Read through the data and report every line in which the word "CORRELATION" occurs.

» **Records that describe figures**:
+ + + + +

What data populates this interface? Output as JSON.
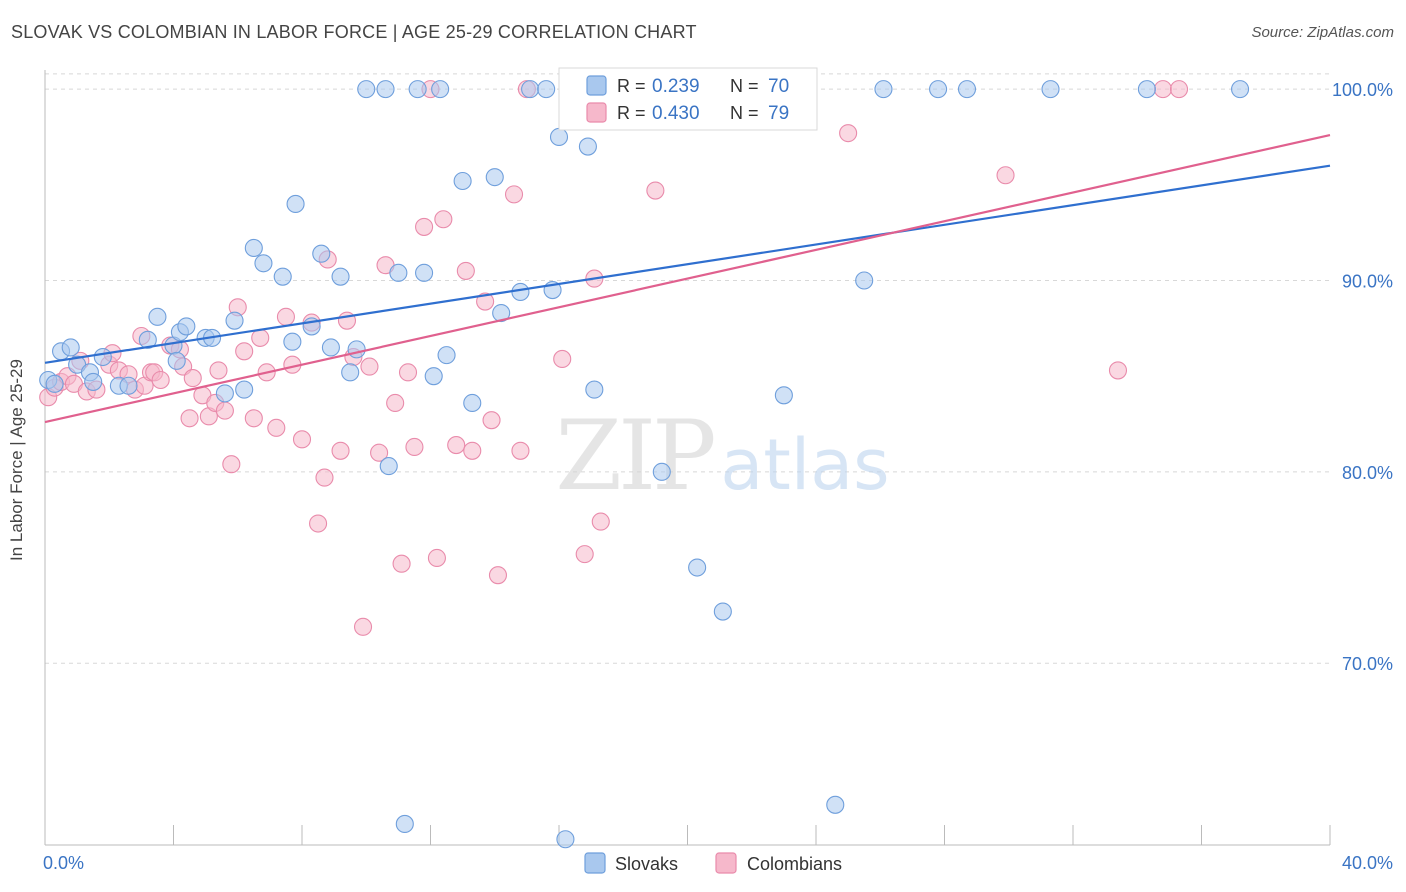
{
  "title": "SLOVAK VS COLOMBIAN IN LABOR FORCE | AGE 25-29 CORRELATION CHART",
  "source": "Source: ZipAtlas.com",
  "watermark": {
    "zip": "ZIP",
    "atlas": "atlas"
  },
  "colors": {
    "slovaks_fill": "#a9c8ee",
    "slovaks_stroke": "#6f9fdc",
    "slovaks_line": "#2f6fcf",
    "colombians_fill": "#f6b8cb",
    "colombians_stroke": "#e98bab",
    "colombians_line": "#e0608e",
    "tick_label": "#3a74c4",
    "grid": "#d8d8d8"
  },
  "legend_top": {
    "r_label": "R =",
    "n_label": "N =",
    "rows": [
      {
        "r": "0.239",
        "n": "70"
      },
      {
        "r": "0.430",
        "n": "79"
      }
    ]
  },
  "chart_data": {
    "type": "scatter",
    "title": "SLOVAK VS COLOMBIAN IN LABOR FORCE | AGE 25-29 CORRELATION CHART",
    "xlabel": "",
    "ylabel": "In Labor Force | Age 25-29",
    "xlim": [
      0,
      40
    ],
    "ylim": [
      60.5,
      101
    ],
    "x_tick_labels": [
      "0.0%",
      "40.0%"
    ],
    "y_ticks": [
      70,
      80,
      90,
      100
    ],
    "y_tick_labels": [
      "70.0%",
      "80.0%",
      "90.0%",
      "100.0%"
    ],
    "grid": true,
    "legend_position": "bottom",
    "series": [
      {
        "name": "Slovaks",
        "r": 0.239,
        "n": 70,
        "trend": {
          "x": [
            0,
            40
          ],
          "y": [
            85.7,
            96.0
          ]
        },
        "points": [
          [
            0.1,
            84.8
          ],
          [
            0.3,
            84.6
          ],
          [
            0.5,
            86.3
          ],
          [
            0.8,
            86.5
          ],
          [
            1.0,
            85.6
          ],
          [
            1.4,
            85.2
          ],
          [
            1.5,
            84.7
          ],
          [
            1.8,
            86.0
          ],
          [
            2.3,
            84.5
          ],
          [
            2.6,
            84.5
          ],
          [
            3.2,
            86.9
          ],
          [
            3.5,
            88.1
          ],
          [
            4.0,
            86.6
          ],
          [
            4.1,
            85.8
          ],
          [
            4.2,
            87.3
          ],
          [
            4.4,
            87.6
          ],
          [
            5.0,
            87.0
          ],
          [
            5.2,
            87.0
          ],
          [
            5.6,
            84.1
          ],
          [
            5.9,
            87.9
          ],
          [
            6.2,
            84.3
          ],
          [
            6.5,
            91.7
          ],
          [
            6.8,
            90.9
          ],
          [
            7.4,
            90.2
          ],
          [
            7.7,
            86.8
          ],
          [
            7.8,
            94.0
          ],
          [
            8.3,
            87.6
          ],
          [
            8.6,
            91.4
          ],
          [
            8.9,
            86.5
          ],
          [
            9.2,
            90.2
          ],
          [
            9.5,
            85.2
          ],
          [
            9.7,
            86.4
          ],
          [
            10.0,
            100.0
          ],
          [
            10.6,
            100.0
          ],
          [
            10.7,
            80.3
          ],
          [
            11.0,
            90.4
          ],
          [
            11.2,
            61.6
          ],
          [
            11.6,
            100.0
          ],
          [
            11.8,
            90.4
          ],
          [
            12.1,
            85.0
          ],
          [
            12.3,
            100.0
          ],
          [
            12.5,
            86.1
          ],
          [
            13.0,
            95.2
          ],
          [
            13.3,
            83.6
          ],
          [
            14.0,
            95.4
          ],
          [
            14.2,
            88.3
          ],
          [
            14.8,
            89.4
          ],
          [
            15.1,
            100.0
          ],
          [
            15.6,
            100.0
          ],
          [
            15.8,
            89.5
          ],
          [
            16.0,
            97.5
          ],
          [
            16.2,
            60.8
          ],
          [
            16.9,
            97.0
          ],
          [
            17.1,
            84.3
          ],
          [
            18.4,
            100.0
          ],
          [
            19.2,
            80.0
          ],
          [
            20.3,
            75.0
          ],
          [
            20.9,
            100.0
          ],
          [
            21.1,
            72.7
          ],
          [
            22.0,
            100.0
          ],
          [
            23.0,
            84.0
          ],
          [
            23.5,
            100.0
          ],
          [
            24.6,
            62.6
          ],
          [
            25.5,
            90.0
          ],
          [
            26.1,
            100.0
          ],
          [
            27.8,
            100.0
          ],
          [
            28.7,
            100.0
          ],
          [
            31.3,
            100.0
          ],
          [
            34.3,
            100.0
          ],
          [
            37.2,
            100.0
          ]
        ]
      },
      {
        "name": "Colombians",
        "r": 0.43,
        "n": 79,
        "trend": {
          "x": [
            0,
            40
          ],
          "y": [
            82.6,
            97.6
          ]
        },
        "points": [
          [
            0.1,
            83.9
          ],
          [
            0.3,
            84.4
          ],
          [
            0.5,
            84.7
          ],
          [
            0.7,
            85.0
          ],
          [
            0.9,
            84.6
          ],
          [
            1.1,
            85.8
          ],
          [
            1.3,
            84.2
          ],
          [
            1.6,
            84.3
          ],
          [
            2.0,
            85.6
          ],
          [
            2.1,
            86.2
          ],
          [
            2.3,
            85.3
          ],
          [
            2.6,
            85.1
          ],
          [
            2.8,
            84.3
          ],
          [
            3.0,
            87.1
          ],
          [
            3.1,
            84.5
          ],
          [
            3.3,
            85.2
          ],
          [
            3.4,
            85.2
          ],
          [
            3.6,
            84.8
          ],
          [
            3.9,
            86.6
          ],
          [
            4.2,
            86.4
          ],
          [
            4.3,
            85.5
          ],
          [
            4.5,
            82.8
          ],
          [
            4.6,
            84.9
          ],
          [
            4.9,
            84.0
          ],
          [
            5.1,
            82.9
          ],
          [
            5.3,
            83.6
          ],
          [
            5.4,
            85.3
          ],
          [
            5.6,
            83.2
          ],
          [
            5.8,
            80.4
          ],
          [
            6.0,
            88.6
          ],
          [
            6.2,
            86.3
          ],
          [
            6.5,
            82.8
          ],
          [
            6.7,
            87.0
          ],
          [
            6.9,
            85.2
          ],
          [
            7.2,
            82.3
          ],
          [
            7.5,
            88.1
          ],
          [
            7.7,
            85.6
          ],
          [
            8.0,
            81.7
          ],
          [
            8.3,
            87.8
          ],
          [
            8.5,
            77.3
          ],
          [
            8.7,
            79.7
          ],
          [
            8.8,
            91.1
          ],
          [
            9.2,
            81.1
          ],
          [
            9.4,
            87.9
          ],
          [
            9.6,
            86.0
          ],
          [
            9.9,
            71.9
          ],
          [
            10.1,
            85.5
          ],
          [
            10.4,
            81.0
          ],
          [
            10.6,
            90.8
          ],
          [
            10.9,
            83.6
          ],
          [
            11.1,
            75.2
          ],
          [
            11.3,
            85.2
          ],
          [
            11.5,
            81.3
          ],
          [
            11.8,
            92.8
          ],
          [
            12.0,
            100.0
          ],
          [
            12.2,
            75.5
          ],
          [
            12.4,
            93.2
          ],
          [
            12.8,
            81.4
          ],
          [
            13.1,
            90.5
          ],
          [
            13.3,
            81.1
          ],
          [
            13.7,
            88.9
          ],
          [
            13.9,
            82.7
          ],
          [
            14.1,
            74.6
          ],
          [
            14.6,
            94.5
          ],
          [
            14.8,
            81.1
          ],
          [
            15.0,
            100.0
          ],
          [
            16.1,
            85.9
          ],
          [
            16.8,
            75.7
          ],
          [
            17.1,
            90.1
          ],
          [
            17.3,
            77.4
          ],
          [
            17.5,
            100.0
          ],
          [
            18.1,
            100.0
          ],
          [
            19.0,
            94.7
          ],
          [
            23.7,
            100.0
          ],
          [
            25.0,
            97.7
          ],
          [
            29.9,
            95.5
          ],
          [
            33.4,
            85.3
          ],
          [
            34.8,
            100.0
          ],
          [
            35.3,
            100.0
          ]
        ]
      }
    ]
  },
  "legend_bottom": [
    "Slovaks",
    "Colombians"
  ]
}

+ + + + +

» **COMPLETE RESPONSE**:
  "title": "SLOVAK VS COLOMBIAN IN LABOR FORCE | AGE 25-29 CORRELATION CHART",
    "title": "SLOVAK VS COLOMBIAN IN LABOR FORCE | AGE 25-29 CORRELATION CHART",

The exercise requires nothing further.